• What you will do
Reading down the listing below, count the lines where the word "letter" shows up, then give only that count.

• Raw data
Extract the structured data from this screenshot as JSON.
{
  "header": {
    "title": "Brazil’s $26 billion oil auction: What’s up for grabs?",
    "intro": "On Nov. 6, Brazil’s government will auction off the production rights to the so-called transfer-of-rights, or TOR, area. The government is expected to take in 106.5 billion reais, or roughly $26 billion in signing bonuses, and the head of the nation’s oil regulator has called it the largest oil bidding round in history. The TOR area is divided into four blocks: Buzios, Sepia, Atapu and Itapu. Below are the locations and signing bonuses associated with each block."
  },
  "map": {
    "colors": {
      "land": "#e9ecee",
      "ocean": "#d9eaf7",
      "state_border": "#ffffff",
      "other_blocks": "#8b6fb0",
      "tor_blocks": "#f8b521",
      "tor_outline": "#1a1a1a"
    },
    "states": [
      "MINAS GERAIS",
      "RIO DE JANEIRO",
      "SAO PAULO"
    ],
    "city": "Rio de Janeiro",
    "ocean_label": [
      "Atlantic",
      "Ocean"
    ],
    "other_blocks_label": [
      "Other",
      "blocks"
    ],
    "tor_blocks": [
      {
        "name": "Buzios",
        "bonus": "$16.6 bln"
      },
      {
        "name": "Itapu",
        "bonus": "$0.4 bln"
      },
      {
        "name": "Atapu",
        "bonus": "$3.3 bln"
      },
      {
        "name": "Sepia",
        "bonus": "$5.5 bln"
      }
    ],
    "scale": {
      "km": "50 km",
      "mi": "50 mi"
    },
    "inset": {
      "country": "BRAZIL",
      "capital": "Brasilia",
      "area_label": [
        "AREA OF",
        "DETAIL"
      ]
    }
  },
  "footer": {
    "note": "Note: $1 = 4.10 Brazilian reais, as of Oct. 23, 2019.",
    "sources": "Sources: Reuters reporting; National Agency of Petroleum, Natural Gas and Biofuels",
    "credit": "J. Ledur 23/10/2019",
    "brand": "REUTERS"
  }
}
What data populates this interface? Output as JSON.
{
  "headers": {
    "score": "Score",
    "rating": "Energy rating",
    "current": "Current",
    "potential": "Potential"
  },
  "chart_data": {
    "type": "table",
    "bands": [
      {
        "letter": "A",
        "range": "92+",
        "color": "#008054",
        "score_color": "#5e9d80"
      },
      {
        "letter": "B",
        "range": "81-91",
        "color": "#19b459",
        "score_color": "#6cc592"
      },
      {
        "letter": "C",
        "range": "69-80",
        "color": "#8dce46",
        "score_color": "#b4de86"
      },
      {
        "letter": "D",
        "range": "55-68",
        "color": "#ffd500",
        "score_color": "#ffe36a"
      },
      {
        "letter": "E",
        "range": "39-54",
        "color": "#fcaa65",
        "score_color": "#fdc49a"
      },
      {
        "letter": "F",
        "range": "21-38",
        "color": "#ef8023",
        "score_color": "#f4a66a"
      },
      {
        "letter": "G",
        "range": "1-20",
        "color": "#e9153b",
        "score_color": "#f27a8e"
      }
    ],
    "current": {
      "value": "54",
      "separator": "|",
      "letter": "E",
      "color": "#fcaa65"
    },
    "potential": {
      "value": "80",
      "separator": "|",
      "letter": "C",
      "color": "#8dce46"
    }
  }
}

• Written answer
9